Exercise details:
Return every record below exactly as written, omitting any pictures.

Exercise material:
════════

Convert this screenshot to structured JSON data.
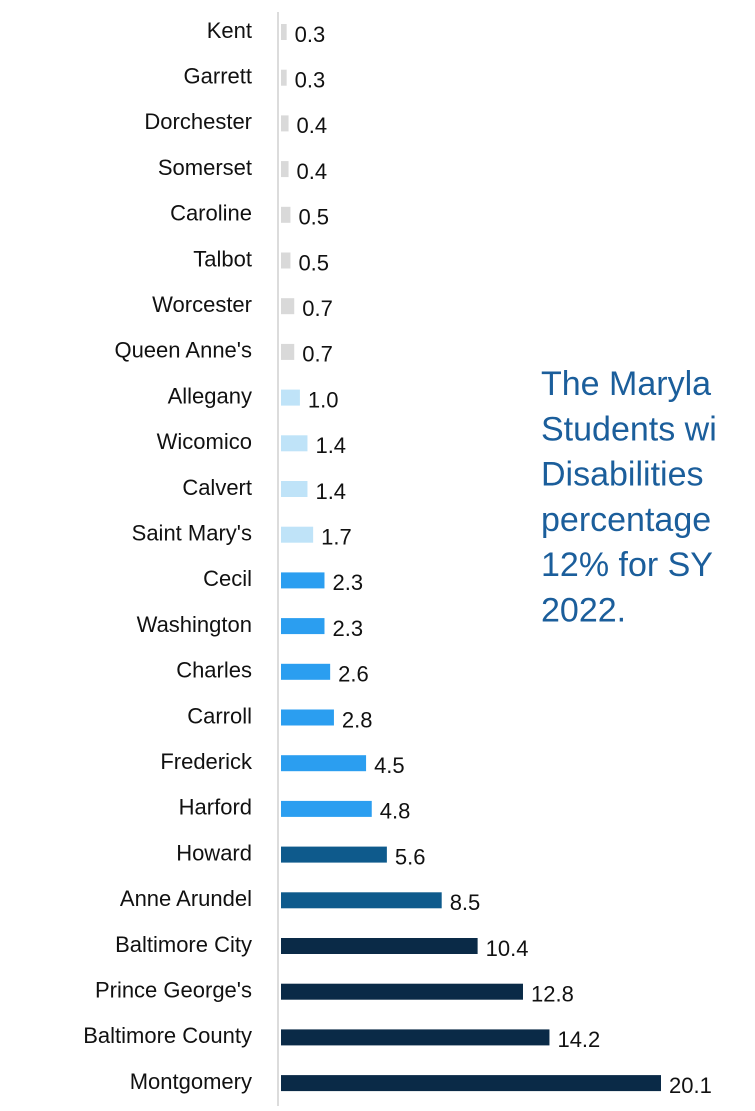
{
  "chart_data": {
    "type": "barh",
    "categories": [
      "Kent",
      "Garrett",
      "Dorchester",
      "Somerset",
      "Caroline",
      "Talbot",
      "Worcester",
      "Queen Anne's",
      "Allegany",
      "Wicomico",
      "Calvert",
      "Saint Mary's",
      "Cecil",
      "Washington",
      "Charles",
      "Carroll",
      "Frederick",
      "Harford",
      "Howard",
      "Anne Arundel",
      "Baltimore City",
      "Prince George's",
      "Baltimore County",
      "Montgomery"
    ],
    "values": [
      0.3,
      0.3,
      0.4,
      0.4,
      0.5,
      0.5,
      0.7,
      0.7,
      1.0,
      1.4,
      1.4,
      1.7,
      2.3,
      2.3,
      2.6,
      2.8,
      4.5,
      4.8,
      5.6,
      8.5,
      10.4,
      12.8,
      14.2,
      20.1
    ],
    "value_labels": [
      "0.3",
      "0.3",
      "0.4",
      "0.4",
      "0.5",
      "0.5",
      "0.7",
      "0.7",
      "1.0",
      "1.4",
      "1.4",
      "1.7",
      "2.3",
      "2.3",
      "2.6",
      "2.8",
      "4.5",
      "4.8",
      "5.6",
      "8.5",
      "10.4",
      "12.8",
      "14.2",
      "20.1"
    ],
    "colors": [
      "#d9d9d9",
      "#d9d9d9",
      "#d9d9d9",
      "#d9d9d9",
      "#d9d9d9",
      "#d9d9d9",
      "#d9d9d9",
      "#d9d9d9",
      "#bfe3f8",
      "#bfe3f8",
      "#bfe3f8",
      "#bfe3f8",
      "#2b9ef0",
      "#2b9ef0",
      "#2b9ef0",
      "#2b9ef0",
      "#2b9ef0",
      "#2b9ef0",
      "#0e5a8c",
      "#0e5a8c",
      "#0a2a47",
      "#0a2a47",
      "#0a2a47",
      "#0a2a47"
    ],
    "annotation": [
      "The Maryla",
      "Students wi",
      "Disabilities",
      "percentage",
      "12% for SY",
      "2022."
    ]
  }
}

════════

Completed task:
Convert this screenshot to structured JSON data.
{
  "chart_data": {
    "type": "barh",
    "categories": [
      "Kent",
      "Garrett",
      "Dorchester",
      "Somerset",
      "Caroline",
      "Talbot",
      "Worcester",
      "Queen Anne's",
      "Allegany",
      "Wicomico",
      "Calvert",
      "Saint Mary's",
      "Cecil",
      "Washington",
      "Charles",
      "Carroll",
      "Frederick",
      "Harford",
      "Howard",
      "Anne Arundel",
      "Baltimore City",
      "Prince George's",
      "Baltimore County",
      "Montgomery"
    ],
    "values": [
      0.3,
      0.3,
      0.4,
      0.4,
      0.5,
      0.5,
      0.7,
      0.7,
      1.0,
      1.4,
      1.4,
      1.7,
      2.3,
      2.3,
      2.6,
      2.8,
      4.5,
      4.8,
      5.6,
      8.5,
      10.4,
      12.8,
      14.2,
      20.1
    ],
    "value_labels": [
      "0.3",
      "0.3",
      "0.4",
      "0.4",
      "0.5",
      "0.5",
      "0.7",
      "0.7",
      "1.0",
      "1.4",
      "1.4",
      "1.7",
      "2.3",
      "2.3",
      "2.6",
      "2.8",
      "4.5",
      "4.8",
      "5.6",
      "8.5",
      "10.4",
      "12.8",
      "14.2",
      "20.1"
    ],
    "colors": [
      "#d9d9d9",
      "#d9d9d9",
      "#d9d9d9",
      "#d9d9d9",
      "#d9d9d9",
      "#d9d9d9",
      "#d9d9d9",
      "#d9d9d9",
      "#bfe3f8",
      "#bfe3f8",
      "#bfe3f8",
      "#bfe3f8",
      "#2b9ef0",
      "#2b9ef0",
      "#2b9ef0",
      "#2b9ef0",
      "#2b9ef0",
      "#2b9ef0",
      "#0e5a8c",
      "#0e5a8c",
      "#0a2a47",
      "#0a2a47",
      "#0a2a47",
      "#0a2a47"
    ],
    "annotation": [
      "The Maryla",
      "Students wi",
      "Disabilities",
      "percentage",
      "12% for SY",
      "2022."
    ]
  }
}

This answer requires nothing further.